Exercise: In the entries below, find the lines that contain the word "умолчанию" and copy them.

Extracted information:
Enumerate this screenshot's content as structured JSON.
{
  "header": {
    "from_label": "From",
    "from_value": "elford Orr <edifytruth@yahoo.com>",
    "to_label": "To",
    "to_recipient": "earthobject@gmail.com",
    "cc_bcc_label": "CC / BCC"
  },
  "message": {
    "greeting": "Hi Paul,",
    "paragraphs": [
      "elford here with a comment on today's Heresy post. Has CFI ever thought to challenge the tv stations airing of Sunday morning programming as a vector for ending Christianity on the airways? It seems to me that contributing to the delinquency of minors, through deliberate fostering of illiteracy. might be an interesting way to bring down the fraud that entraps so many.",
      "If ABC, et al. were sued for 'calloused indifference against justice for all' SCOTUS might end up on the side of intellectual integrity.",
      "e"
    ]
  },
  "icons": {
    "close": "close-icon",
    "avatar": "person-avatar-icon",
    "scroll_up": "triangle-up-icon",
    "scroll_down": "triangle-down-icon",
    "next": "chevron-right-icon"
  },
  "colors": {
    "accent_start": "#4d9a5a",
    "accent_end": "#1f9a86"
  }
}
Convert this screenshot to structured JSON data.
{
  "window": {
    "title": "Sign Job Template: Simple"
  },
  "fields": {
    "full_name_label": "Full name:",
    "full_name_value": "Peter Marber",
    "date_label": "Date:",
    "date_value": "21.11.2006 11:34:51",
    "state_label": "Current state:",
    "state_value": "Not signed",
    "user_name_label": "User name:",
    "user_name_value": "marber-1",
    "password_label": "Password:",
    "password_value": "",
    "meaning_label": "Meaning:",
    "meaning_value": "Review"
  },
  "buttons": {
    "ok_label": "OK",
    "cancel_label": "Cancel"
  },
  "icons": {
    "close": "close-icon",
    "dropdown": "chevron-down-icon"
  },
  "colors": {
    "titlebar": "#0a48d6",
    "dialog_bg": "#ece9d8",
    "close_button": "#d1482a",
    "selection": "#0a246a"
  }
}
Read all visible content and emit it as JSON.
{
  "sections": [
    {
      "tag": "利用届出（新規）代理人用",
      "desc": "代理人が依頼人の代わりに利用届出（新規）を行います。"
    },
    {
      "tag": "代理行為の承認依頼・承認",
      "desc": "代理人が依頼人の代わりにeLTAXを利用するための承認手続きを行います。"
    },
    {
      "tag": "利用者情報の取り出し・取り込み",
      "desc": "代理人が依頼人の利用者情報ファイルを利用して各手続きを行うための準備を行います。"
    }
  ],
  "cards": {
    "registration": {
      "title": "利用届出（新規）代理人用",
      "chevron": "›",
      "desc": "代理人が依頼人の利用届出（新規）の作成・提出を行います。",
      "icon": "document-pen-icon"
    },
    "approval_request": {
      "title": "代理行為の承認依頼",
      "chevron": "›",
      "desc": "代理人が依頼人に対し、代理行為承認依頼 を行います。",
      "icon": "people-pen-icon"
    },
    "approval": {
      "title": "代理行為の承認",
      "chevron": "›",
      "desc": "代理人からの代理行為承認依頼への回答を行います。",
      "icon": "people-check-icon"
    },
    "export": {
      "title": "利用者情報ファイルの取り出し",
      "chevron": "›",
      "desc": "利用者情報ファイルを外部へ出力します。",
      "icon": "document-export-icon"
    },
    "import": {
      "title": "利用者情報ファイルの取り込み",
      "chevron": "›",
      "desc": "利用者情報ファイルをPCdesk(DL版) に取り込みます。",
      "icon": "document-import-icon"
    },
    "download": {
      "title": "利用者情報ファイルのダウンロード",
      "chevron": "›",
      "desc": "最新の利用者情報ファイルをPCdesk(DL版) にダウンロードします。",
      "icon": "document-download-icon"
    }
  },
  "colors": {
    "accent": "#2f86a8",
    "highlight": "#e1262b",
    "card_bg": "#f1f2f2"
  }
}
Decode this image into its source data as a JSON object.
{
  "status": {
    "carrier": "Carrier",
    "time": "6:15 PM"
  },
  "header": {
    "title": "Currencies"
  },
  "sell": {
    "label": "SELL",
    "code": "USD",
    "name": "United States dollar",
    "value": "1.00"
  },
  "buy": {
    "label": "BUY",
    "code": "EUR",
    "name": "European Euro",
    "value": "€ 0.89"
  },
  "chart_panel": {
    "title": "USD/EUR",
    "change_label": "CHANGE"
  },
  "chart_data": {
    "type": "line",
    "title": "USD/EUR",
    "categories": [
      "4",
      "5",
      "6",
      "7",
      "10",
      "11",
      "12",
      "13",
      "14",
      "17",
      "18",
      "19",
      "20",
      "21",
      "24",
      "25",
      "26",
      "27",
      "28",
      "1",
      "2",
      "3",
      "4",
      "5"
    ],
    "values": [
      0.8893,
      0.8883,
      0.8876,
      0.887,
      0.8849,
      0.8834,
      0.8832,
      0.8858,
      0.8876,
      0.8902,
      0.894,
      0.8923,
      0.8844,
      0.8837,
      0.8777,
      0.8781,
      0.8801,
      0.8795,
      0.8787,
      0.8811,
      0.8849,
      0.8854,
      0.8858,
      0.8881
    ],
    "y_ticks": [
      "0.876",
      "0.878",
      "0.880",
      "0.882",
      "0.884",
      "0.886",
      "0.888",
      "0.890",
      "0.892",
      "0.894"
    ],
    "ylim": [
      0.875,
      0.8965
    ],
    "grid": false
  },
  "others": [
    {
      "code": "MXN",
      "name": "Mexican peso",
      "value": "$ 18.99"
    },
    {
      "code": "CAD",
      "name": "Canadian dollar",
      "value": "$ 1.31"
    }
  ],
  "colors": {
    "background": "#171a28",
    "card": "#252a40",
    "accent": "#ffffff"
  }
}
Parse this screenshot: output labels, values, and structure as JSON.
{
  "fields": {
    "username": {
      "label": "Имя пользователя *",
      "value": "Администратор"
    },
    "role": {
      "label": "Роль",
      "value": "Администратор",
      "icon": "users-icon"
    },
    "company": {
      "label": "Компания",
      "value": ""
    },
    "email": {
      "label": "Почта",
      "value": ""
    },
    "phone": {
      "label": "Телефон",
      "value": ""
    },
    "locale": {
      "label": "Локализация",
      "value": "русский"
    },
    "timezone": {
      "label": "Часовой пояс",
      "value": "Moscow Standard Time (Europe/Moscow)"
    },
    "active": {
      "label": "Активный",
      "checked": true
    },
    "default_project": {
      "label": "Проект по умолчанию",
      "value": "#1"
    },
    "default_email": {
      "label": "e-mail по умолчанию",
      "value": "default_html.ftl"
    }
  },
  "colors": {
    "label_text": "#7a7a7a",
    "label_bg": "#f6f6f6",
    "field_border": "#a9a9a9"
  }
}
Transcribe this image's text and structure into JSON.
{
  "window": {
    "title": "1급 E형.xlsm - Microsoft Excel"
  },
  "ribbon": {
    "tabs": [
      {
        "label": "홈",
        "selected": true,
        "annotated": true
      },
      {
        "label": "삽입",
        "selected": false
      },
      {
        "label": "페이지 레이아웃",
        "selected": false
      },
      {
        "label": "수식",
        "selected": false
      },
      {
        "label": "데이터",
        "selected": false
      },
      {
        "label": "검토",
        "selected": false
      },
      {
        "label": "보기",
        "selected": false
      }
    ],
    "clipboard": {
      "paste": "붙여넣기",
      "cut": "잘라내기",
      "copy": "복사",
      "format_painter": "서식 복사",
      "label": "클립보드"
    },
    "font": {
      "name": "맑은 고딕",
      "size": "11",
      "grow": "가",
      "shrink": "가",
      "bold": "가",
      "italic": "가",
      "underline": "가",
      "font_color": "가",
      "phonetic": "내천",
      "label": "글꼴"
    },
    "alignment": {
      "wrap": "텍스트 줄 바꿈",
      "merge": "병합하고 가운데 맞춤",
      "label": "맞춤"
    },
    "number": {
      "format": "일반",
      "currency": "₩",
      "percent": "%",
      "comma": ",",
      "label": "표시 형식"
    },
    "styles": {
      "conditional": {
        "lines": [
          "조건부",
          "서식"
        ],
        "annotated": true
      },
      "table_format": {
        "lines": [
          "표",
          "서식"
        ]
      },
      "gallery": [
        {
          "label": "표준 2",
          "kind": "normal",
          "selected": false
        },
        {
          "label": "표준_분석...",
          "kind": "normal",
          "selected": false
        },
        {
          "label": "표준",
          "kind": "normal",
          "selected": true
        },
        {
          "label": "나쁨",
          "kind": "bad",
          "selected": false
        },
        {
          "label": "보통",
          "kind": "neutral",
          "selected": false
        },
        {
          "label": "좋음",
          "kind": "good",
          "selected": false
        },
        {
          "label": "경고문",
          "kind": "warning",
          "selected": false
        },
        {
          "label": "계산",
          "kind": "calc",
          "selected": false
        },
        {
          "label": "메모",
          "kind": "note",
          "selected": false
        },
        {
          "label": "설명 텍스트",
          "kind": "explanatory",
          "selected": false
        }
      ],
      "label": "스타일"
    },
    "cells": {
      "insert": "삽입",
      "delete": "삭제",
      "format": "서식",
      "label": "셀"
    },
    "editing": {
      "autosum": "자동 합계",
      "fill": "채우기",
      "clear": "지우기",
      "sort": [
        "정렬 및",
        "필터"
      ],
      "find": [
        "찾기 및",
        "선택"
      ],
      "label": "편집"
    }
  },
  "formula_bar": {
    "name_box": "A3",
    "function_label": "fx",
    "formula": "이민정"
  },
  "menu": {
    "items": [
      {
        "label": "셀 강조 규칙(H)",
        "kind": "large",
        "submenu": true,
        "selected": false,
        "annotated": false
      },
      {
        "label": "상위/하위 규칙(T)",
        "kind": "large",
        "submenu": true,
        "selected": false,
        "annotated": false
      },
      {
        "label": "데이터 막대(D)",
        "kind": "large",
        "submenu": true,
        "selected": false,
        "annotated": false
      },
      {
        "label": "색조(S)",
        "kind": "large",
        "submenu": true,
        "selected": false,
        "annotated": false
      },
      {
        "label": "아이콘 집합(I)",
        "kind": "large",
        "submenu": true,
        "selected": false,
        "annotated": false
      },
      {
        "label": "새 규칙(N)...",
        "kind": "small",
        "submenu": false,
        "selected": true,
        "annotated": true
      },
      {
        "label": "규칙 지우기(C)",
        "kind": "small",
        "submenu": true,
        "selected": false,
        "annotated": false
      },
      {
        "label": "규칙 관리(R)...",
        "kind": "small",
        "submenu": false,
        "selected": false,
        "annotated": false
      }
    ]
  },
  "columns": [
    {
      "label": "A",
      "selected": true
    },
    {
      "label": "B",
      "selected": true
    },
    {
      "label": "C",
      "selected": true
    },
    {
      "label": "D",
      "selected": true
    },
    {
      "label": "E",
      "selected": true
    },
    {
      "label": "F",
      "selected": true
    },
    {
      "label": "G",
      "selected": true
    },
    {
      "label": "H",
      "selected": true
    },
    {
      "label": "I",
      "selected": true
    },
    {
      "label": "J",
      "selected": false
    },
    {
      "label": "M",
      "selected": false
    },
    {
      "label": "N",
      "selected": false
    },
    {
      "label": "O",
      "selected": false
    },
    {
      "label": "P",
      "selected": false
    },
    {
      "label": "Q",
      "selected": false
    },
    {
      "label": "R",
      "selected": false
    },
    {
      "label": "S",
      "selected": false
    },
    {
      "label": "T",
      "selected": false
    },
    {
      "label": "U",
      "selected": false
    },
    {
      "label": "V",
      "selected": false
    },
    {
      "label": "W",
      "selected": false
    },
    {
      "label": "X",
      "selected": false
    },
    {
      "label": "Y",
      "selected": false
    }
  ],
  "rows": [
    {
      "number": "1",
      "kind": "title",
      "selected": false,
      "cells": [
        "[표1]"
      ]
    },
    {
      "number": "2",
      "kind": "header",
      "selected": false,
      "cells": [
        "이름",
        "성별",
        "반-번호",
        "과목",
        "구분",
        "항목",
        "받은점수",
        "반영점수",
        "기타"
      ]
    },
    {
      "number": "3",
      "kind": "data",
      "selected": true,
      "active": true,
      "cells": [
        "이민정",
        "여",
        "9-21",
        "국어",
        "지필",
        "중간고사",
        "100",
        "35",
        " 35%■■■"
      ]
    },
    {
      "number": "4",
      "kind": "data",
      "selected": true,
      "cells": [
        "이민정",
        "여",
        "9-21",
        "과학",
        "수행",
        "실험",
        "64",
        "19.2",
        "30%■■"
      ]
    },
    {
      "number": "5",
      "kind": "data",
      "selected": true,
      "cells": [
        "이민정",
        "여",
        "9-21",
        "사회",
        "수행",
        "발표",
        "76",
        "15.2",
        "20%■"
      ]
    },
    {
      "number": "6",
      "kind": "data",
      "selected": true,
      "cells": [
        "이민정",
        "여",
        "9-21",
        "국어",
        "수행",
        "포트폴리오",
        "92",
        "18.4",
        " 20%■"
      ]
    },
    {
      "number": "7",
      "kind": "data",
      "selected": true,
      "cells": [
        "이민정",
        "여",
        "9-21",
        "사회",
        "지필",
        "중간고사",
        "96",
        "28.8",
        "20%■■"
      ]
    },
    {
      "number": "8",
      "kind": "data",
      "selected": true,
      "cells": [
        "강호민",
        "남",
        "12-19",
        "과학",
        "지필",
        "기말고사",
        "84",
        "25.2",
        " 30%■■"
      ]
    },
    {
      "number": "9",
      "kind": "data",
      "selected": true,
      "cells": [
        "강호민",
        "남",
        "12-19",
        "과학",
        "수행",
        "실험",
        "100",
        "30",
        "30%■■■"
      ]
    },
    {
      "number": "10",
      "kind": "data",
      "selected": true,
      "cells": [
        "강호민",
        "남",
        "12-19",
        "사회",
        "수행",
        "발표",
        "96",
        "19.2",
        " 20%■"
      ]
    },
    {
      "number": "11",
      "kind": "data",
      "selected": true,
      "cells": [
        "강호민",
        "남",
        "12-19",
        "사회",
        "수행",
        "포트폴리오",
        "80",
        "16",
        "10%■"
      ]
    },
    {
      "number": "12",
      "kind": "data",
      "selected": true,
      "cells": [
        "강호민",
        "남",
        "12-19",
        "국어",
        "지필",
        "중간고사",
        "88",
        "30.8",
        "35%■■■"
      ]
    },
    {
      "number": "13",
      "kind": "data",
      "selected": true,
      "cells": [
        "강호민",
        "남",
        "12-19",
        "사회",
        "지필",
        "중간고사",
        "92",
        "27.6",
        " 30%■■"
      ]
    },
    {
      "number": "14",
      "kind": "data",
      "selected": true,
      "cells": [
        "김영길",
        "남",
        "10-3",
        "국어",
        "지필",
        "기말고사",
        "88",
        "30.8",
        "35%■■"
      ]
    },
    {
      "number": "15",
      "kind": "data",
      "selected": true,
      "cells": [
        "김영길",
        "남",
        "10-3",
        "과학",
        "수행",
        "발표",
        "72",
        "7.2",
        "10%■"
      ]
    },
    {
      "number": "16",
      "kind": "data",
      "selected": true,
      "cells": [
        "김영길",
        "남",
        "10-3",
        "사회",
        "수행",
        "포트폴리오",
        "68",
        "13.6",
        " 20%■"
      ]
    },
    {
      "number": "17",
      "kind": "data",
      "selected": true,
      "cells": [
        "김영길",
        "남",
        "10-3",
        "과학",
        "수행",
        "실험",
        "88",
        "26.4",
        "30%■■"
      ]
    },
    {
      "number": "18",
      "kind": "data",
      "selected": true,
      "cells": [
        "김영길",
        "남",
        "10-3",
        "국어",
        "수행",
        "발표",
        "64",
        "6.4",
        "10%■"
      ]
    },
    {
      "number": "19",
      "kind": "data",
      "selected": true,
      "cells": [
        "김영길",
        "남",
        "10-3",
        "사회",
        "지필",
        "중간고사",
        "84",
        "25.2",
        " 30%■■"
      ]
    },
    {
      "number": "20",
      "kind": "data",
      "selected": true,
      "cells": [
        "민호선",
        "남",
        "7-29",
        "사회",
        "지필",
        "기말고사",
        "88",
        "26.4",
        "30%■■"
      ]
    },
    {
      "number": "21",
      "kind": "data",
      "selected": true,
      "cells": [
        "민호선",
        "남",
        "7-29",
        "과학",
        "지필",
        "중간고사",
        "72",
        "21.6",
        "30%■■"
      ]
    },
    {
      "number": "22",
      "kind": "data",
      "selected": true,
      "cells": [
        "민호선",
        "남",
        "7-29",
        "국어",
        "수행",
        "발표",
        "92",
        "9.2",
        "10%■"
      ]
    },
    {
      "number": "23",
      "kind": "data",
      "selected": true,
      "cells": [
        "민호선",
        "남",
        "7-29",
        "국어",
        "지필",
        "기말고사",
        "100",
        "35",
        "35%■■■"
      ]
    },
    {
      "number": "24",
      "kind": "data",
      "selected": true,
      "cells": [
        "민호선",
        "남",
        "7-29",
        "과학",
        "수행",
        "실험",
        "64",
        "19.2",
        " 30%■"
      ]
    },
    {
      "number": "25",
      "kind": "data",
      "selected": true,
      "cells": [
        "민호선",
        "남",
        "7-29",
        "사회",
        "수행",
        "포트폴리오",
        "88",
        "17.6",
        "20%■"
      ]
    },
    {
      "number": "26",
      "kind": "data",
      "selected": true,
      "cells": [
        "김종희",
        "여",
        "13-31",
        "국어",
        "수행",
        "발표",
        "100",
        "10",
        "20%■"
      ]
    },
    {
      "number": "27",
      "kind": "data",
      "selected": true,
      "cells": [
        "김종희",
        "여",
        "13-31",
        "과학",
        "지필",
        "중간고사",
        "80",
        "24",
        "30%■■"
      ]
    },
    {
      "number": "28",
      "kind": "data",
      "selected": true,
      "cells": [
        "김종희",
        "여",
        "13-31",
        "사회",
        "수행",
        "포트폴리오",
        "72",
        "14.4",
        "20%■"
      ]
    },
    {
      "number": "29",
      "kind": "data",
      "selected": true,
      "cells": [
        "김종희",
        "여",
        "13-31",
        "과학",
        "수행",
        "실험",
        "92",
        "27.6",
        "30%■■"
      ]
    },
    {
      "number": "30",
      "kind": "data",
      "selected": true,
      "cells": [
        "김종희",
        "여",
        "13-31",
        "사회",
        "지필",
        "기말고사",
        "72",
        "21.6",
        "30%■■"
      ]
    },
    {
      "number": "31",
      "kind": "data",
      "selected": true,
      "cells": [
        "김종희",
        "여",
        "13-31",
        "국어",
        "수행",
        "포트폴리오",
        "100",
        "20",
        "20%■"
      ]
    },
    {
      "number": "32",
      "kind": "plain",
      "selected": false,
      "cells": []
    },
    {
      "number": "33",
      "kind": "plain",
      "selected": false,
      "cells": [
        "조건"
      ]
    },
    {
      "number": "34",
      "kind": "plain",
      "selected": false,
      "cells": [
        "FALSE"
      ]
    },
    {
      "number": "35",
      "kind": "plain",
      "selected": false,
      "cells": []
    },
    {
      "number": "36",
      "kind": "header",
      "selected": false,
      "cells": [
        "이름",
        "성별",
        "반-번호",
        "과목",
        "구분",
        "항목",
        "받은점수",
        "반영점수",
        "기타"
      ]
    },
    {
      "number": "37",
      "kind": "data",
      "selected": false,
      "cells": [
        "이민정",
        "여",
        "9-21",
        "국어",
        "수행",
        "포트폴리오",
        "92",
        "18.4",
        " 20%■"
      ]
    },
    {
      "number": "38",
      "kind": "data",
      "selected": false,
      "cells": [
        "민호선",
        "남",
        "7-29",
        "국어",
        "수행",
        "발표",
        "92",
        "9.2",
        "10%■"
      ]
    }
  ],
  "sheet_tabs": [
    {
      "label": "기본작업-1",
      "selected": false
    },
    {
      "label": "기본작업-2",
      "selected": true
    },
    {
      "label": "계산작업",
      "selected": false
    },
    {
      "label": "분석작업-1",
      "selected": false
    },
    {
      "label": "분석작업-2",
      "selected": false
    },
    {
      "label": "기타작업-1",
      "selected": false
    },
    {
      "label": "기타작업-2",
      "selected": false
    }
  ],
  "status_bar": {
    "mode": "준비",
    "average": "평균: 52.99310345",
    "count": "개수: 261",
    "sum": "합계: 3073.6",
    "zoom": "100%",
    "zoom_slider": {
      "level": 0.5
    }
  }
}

Result for this task:
      "label": "Проект по умолчанию",
      "label": "e-mail по умолчанию",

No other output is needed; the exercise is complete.